(Your instructions) From the records below, pull out every line that contains the string "column", matching its case exactly.

----------

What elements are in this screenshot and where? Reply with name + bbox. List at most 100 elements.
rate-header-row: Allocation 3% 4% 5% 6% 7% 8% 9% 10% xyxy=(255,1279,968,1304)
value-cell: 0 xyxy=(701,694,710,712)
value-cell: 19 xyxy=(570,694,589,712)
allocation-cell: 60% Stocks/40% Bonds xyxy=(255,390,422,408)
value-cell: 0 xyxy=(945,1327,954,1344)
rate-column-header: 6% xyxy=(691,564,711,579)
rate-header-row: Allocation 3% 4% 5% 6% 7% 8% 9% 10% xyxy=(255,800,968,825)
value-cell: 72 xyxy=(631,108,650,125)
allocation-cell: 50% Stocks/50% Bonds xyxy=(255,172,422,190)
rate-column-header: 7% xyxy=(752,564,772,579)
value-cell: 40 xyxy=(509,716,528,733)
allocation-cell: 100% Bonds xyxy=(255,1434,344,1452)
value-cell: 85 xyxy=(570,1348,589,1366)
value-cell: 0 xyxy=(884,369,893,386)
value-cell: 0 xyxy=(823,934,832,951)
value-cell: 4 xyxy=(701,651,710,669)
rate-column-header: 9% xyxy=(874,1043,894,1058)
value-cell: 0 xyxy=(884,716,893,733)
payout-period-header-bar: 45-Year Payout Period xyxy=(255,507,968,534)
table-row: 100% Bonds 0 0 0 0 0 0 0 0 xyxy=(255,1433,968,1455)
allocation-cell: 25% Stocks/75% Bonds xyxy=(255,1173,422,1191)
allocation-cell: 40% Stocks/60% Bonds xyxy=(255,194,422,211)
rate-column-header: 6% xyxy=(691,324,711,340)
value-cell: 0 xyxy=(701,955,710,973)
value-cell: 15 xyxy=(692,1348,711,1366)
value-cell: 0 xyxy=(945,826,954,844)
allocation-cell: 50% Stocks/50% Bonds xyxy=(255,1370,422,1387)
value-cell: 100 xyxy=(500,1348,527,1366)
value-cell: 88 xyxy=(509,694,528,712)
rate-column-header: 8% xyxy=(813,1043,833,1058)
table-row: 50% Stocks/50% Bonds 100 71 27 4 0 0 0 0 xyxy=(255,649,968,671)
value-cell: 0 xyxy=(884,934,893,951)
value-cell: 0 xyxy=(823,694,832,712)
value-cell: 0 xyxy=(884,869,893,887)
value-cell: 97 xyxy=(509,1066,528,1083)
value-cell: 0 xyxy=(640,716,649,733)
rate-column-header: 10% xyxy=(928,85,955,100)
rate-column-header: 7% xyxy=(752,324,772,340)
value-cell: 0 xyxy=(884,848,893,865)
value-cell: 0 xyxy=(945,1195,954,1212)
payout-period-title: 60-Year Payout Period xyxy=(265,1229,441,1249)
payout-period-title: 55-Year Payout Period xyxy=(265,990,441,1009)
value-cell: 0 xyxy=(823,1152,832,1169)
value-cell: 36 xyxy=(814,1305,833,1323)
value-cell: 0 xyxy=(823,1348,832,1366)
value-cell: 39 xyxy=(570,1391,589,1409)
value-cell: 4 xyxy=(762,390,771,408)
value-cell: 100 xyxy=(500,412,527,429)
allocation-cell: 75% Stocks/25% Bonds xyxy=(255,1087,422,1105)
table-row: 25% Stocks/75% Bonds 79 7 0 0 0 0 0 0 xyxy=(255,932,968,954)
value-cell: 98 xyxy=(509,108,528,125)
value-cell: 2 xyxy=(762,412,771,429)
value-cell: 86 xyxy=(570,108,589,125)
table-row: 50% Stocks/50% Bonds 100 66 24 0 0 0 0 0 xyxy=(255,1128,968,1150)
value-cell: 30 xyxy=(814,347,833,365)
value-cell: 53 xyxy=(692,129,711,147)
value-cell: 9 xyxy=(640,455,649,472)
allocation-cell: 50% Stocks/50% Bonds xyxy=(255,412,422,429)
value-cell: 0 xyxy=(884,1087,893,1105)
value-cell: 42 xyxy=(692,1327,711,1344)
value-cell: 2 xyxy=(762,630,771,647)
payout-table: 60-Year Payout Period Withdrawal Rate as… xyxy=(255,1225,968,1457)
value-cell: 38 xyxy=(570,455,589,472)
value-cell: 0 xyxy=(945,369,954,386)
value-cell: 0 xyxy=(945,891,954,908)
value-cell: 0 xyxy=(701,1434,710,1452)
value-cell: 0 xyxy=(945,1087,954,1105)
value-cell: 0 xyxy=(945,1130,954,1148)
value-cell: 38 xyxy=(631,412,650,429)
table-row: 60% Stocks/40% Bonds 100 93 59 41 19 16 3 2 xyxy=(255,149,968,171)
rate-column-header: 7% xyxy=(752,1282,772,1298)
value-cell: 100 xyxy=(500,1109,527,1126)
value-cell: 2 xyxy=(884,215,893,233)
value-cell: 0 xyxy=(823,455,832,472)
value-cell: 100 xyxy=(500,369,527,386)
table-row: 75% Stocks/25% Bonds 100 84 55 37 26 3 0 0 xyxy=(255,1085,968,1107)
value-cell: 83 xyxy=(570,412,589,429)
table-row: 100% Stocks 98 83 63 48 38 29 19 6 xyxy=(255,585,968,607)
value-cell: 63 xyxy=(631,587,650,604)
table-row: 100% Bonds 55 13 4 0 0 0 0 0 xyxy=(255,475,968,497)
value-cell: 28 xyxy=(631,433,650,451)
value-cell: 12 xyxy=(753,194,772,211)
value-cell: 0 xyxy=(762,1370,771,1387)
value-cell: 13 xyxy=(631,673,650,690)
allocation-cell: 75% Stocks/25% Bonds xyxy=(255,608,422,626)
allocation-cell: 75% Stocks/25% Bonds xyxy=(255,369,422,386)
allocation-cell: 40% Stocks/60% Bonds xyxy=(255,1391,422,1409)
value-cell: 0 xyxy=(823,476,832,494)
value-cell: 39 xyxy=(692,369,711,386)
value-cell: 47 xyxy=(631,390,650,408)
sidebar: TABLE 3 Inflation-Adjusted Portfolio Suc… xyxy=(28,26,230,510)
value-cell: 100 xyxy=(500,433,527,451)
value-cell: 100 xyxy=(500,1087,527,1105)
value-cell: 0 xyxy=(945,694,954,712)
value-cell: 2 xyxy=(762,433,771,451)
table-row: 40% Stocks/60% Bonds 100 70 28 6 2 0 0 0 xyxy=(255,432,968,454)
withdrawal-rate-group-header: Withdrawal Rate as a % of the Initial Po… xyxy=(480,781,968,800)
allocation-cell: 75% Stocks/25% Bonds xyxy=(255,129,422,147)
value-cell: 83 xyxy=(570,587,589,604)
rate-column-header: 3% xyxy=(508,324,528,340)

----------

(Reply to the exercise)
rate-column-header: 6% xyxy=(691,564,711,579)
rate-column-header: 7% xyxy=(752,564,772,579)
rate-column-header: 9% xyxy=(874,1043,894,1058)
rate-column-header: 6% xyxy=(691,324,711,340)
rate-column-header: 8% xyxy=(813,1043,833,1058)
rate-column-header: 10% xyxy=(928,85,955,100)
rate-column-header: 7% xyxy=(752,324,772,340)
rate-column-header: 7% xyxy=(752,1282,772,1298)
rate-column-header: 3% xyxy=(508,324,528,340)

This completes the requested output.